■ Lesetext:
═══

# GC Performance



## roflmao (24. Mrz 2012)

Hi,

warum ist ein GC oft schneller als manuelle Speicherverwaltung?


----------



## Final_Striker (24. Mrz 2012)

Ich würde nicht sagen das ein GC schneller wäre aber auf jedem Fall bequemer als eine manuelle Speicherverwaltung.


----------



## roflmao (24. Mrz 2012)

Final_Striker hat gesagt.:


> Ich würde nicht sagen das ein GC schneller wäre aber auf jedem Fall bequemer als eine manuelle Speicherverwaltung.


Na ja mit Destruktoren ist der Komfort Part halt völlig irrelevant, insofern geht es mir hier wirklich um Performance. Es gibt ja nicht wenige die sagen, dass der GC oft schneller ist. Und mich interessiert jetzt warum.


----------



## pro2 (24. Mrz 2012)

═══

■ Extrahierte Daten:
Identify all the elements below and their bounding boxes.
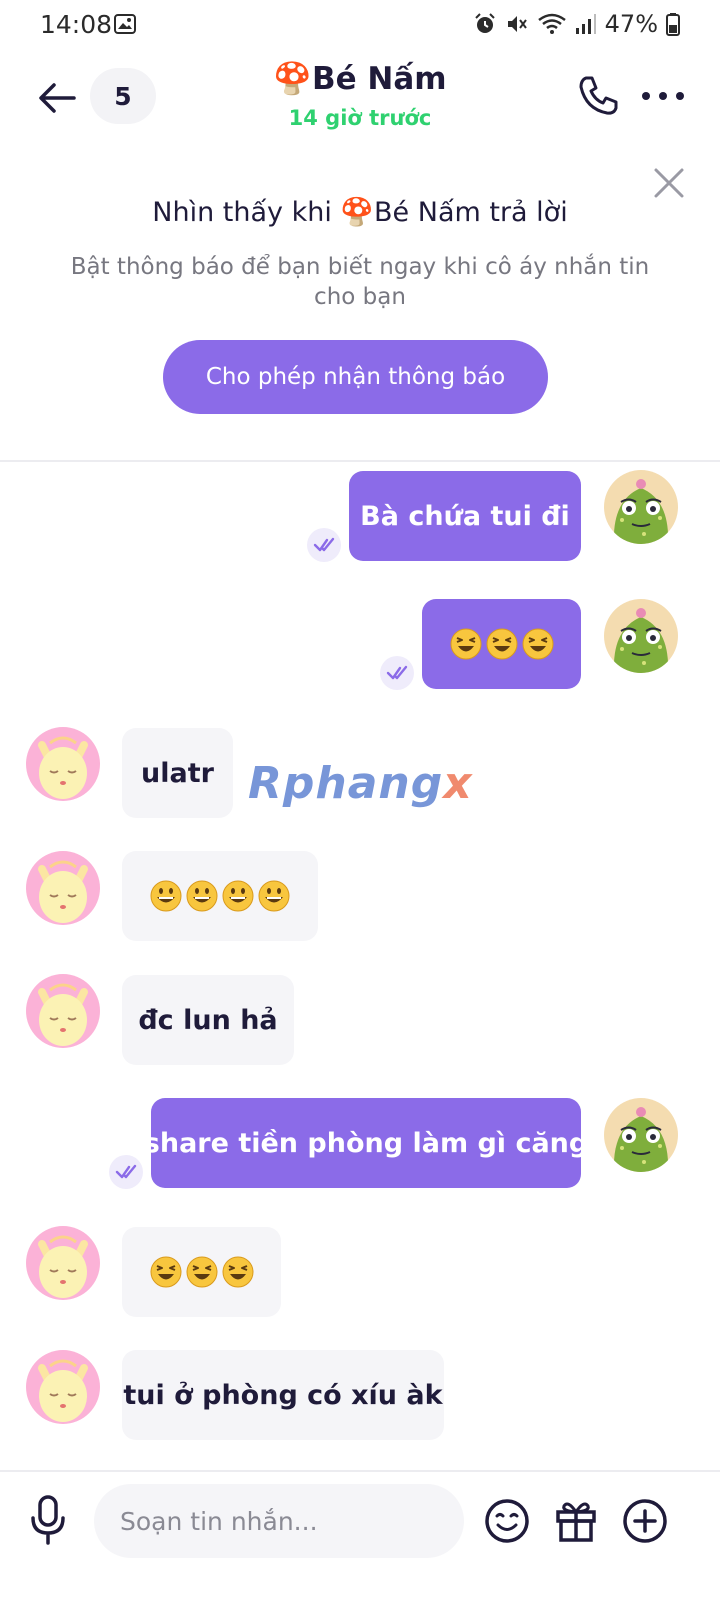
my-avatar[interactable] <box>604 1098 678 1172</box>
message-text: đc lun hả <box>138 1004 278 1036</box>
battery-percent: 47% <box>604 10 658 38</box>
message-text: share tiền phòng làm gì căng <box>143 1127 589 1159</box>
alarm-icon <box>474 13 495 33</box>
close-icon[interactable] <box>652 166 686 200</box>
status-time: 14:08 <box>40 10 113 39</box>
message-bubble-incoming[interactable] <box>122 1227 281 1317</box>
read-check-icon <box>307 528 341 562</box>
message-bubble-incoming[interactable] <box>122 851 318 941</box>
message-text: ulatr <box>141 757 214 789</box>
my-avatar[interactable] <box>604 470 678 544</box>
grinning-emoji <box>222 880 254 912</box>
notification-prompt-description: Bật thông báo để bạn biết ngay khi cô áy… <box>70 254 650 310</box>
contact-avatar[interactable] <box>26 974 100 1048</box>
wifi-icon <box>537 13 566 34</box>
laughing-emoji <box>522 628 554 660</box>
contact-avatar[interactable] <box>26 1226 100 1300</box>
gift-icon[interactable] <box>552 1496 600 1544</box>
laughing-emoji <box>150 1256 182 1288</box>
divider <box>0 460 720 462</box>
message-bubble-outgoing[interactable]: Bà chứa tui đi <box>349 471 581 561</box>
sticker-icon[interactable] <box>484 1498 530 1544</box>
allow-notifications-button[interactable]: Cho phép nhận thông báo <box>163 340 548 414</box>
gallery-notification-icon <box>114 14 136 34</box>
message-bubble-incoming[interactable]: đc lun hả <box>122 975 294 1065</box>
laughing-emoji <box>486 628 518 660</box>
message-bubble-outgoing[interactable]: share tiền phòng làm gì căng <box>144 1098 588 1188</box>
notification-prompt-title: Nhìn thấy khi 🍄Bé Nấm trả lời <box>152 197 568 228</box>
read-check-icon <box>380 656 414 690</box>
battery-icon <box>666 13 680 36</box>
signal-icon <box>575 14 596 34</box>
grinning-emoji <box>258 880 290 912</box>
plus-icon[interactable] <box>622 1498 668 1544</box>
laughing-emoji <box>186 1256 218 1288</box>
status-bar: 14:08 47% <box>0 0 720 52</box>
mic-icon[interactable] <box>28 1494 68 1546</box>
message-bubble-outgoing[interactable] <box>422 599 581 689</box>
watermark: Rphangx <box>248 758 473 809</box>
message-bubble-incoming[interactable]: tui ở phòng có xíu àk <box>122 1350 444 1440</box>
chat-header: 5 🍄Bé Nấm 14 giờ trước <box>0 52 720 148</box>
phone-icon[interactable] <box>574 72 622 120</box>
contact-avatar[interactable] <box>26 727 100 801</box>
grinning-emoji <box>150 880 182 912</box>
message-text: tui ở phòng có xíu àk <box>123 1379 443 1411</box>
watermark-main: Rphang <box>248 758 444 809</box>
message-composer <box>0 1470 720 1600</box>
status-icons: 47% <box>473 10 680 38</box>
more-icon[interactable] <box>638 72 688 120</box>
read-check-icon <box>109 1155 143 1189</box>
contact-avatar[interactable] <box>26 851 100 925</box>
message-text: Bà chứa tui đi <box>360 500 570 532</box>
message-bubble-incoming[interactable]: ulatr <box>122 728 233 818</box>
my-avatar[interactable] <box>604 599 678 673</box>
laughing-emoji <box>450 628 482 660</box>
message-input[interactable] <box>94 1484 464 1558</box>
grinning-emoji <box>186 880 218 912</box>
watermark-last-letter: x <box>443 758 473 809</box>
mute-icon <box>507 16 527 32</box>
contact-avatar[interactable] <box>26 1350 100 1424</box>
notification-prompt: Nhìn thấy khi 🍄Bé Nấm trả lời Bật thông … <box>0 148 720 460</box>
laughing-emoji <box>222 1256 254 1288</box>
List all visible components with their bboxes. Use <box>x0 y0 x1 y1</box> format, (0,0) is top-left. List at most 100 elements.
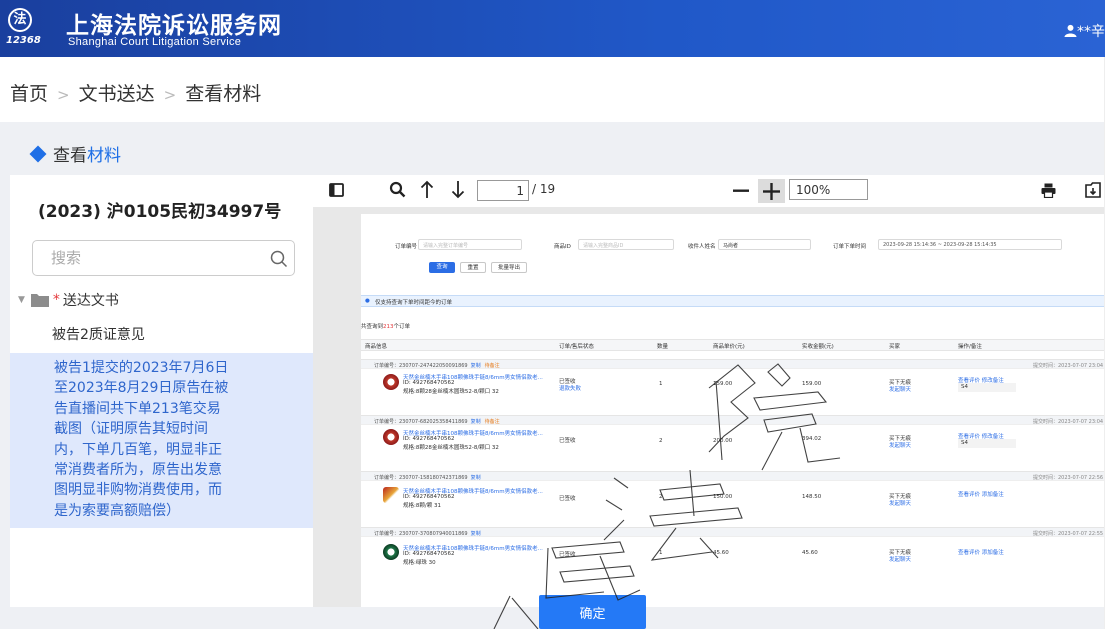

═══

■ Gestellte Aufgabe:
Gib den Abschnitt aus dem Forenthread zur GC-Performance wortgetreu wieder, von „Na ja mit Destruktoren“ bis einschließlich „pro2 (24. Mrz 2012)“. Die Datensätze sind eigenständiges Material und gehören nicht zum Lesetext.

■ Lösung der Aufgabe:
Na ja mit Destruktoren ist der Komfort Part halt völlig irrelevant, insofern geht es mir hier wirklich um Performance. Es gibt ja nicht wenige die sagen, dass der GC oft schneller ist. Und mich interessiert jetzt warum.


----------



## pro2 (24. Mrz 2012)